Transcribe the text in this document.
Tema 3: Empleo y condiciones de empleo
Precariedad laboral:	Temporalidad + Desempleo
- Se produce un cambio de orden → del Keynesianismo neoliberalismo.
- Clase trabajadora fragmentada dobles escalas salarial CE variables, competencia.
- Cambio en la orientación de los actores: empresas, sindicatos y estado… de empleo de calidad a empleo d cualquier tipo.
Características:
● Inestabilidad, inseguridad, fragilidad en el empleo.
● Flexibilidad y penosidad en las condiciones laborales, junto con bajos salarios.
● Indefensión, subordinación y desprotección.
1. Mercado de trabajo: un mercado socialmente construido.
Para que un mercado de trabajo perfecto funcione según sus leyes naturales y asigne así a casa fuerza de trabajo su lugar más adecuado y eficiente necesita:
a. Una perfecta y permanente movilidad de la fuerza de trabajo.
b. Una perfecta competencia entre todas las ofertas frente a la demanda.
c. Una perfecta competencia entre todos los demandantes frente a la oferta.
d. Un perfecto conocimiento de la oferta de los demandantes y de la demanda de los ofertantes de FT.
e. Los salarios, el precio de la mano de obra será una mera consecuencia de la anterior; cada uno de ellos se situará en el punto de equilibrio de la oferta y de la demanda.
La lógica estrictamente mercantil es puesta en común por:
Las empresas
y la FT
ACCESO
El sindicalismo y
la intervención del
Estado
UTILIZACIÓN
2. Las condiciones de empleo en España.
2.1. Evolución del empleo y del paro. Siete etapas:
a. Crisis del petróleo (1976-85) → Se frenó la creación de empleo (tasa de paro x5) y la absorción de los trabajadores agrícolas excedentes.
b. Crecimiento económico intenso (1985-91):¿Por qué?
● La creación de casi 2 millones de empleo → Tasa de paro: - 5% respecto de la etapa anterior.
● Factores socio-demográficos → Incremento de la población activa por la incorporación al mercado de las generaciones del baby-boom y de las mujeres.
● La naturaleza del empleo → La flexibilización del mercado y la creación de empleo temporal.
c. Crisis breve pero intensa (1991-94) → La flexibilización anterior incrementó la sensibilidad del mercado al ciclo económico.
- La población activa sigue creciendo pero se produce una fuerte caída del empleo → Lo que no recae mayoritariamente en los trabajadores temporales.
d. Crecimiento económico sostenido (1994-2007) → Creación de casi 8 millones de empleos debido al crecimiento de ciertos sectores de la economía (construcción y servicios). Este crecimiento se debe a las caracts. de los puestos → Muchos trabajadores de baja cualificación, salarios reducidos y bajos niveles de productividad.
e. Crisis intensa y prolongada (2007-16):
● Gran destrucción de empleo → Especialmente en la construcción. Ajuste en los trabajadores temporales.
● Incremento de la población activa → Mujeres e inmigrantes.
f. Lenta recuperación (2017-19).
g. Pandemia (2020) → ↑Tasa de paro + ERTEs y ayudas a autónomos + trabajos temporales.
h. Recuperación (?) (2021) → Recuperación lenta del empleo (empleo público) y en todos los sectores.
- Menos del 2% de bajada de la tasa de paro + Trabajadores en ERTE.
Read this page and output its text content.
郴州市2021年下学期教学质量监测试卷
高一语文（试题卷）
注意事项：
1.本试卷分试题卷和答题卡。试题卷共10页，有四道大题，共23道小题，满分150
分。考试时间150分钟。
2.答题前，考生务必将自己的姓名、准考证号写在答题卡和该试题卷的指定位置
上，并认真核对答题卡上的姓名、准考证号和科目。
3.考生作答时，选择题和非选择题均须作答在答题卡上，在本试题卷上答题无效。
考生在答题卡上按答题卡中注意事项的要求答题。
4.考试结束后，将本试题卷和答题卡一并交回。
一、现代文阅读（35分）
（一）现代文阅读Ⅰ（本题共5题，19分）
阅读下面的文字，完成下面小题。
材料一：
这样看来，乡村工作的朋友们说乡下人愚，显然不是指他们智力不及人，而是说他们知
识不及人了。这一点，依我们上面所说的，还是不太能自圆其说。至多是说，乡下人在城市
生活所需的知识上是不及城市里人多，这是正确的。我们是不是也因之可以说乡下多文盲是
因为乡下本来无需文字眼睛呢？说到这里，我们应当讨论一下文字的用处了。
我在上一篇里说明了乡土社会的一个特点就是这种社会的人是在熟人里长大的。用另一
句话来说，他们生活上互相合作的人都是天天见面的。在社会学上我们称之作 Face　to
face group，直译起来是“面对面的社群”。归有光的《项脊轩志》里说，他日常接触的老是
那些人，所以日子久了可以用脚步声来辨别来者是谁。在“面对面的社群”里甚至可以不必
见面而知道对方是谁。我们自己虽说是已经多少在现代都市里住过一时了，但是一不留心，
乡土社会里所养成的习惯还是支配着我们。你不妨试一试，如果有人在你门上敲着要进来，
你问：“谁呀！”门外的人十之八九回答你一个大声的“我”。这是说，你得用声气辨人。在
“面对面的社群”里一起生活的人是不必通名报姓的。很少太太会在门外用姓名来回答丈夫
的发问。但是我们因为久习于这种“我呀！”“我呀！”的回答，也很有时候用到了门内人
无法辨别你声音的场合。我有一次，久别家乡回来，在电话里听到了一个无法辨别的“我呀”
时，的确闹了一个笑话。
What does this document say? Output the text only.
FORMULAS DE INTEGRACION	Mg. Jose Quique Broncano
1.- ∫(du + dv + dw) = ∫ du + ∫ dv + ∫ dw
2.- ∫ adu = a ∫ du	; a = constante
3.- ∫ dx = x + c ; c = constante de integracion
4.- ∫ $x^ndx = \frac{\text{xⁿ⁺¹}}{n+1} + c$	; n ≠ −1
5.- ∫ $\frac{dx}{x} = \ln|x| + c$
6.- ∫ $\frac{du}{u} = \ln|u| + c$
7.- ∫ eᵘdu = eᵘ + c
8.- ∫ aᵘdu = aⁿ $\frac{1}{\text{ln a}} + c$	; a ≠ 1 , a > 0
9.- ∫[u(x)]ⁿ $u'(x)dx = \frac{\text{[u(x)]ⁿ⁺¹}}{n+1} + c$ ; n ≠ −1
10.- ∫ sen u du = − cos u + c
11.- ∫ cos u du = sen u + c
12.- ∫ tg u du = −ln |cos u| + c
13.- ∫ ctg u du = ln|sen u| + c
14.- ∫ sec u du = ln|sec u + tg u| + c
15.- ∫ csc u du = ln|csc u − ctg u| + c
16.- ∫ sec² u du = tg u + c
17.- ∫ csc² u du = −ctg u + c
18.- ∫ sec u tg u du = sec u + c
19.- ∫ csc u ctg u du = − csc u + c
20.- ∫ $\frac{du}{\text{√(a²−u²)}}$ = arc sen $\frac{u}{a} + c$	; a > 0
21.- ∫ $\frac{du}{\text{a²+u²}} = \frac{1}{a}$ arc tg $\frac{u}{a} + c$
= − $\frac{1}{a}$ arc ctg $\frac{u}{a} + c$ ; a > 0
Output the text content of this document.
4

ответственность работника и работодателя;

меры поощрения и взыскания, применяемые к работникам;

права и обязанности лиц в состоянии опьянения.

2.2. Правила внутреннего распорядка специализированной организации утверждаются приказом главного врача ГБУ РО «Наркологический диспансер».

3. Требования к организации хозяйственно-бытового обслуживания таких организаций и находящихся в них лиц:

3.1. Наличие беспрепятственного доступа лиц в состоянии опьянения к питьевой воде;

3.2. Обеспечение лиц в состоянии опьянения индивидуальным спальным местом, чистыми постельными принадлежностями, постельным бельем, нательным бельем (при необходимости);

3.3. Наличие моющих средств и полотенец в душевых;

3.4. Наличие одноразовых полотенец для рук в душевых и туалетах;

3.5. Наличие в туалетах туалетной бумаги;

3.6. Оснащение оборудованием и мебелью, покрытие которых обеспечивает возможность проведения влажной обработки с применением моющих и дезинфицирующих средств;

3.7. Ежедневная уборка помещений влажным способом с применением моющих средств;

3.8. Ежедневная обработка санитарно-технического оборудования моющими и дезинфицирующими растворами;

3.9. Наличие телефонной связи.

» **Work to do**:
Copy out the lines in which the string "produce" appears.

» **Solution below**:
- Se produce un cambio de orden → del Keynesianismo neoliberalismo.
- La población activa sigue creciendo pero se produce una fuerte caída del empleo → Lo que no recae mayoritariamente en los trabajadores temporales.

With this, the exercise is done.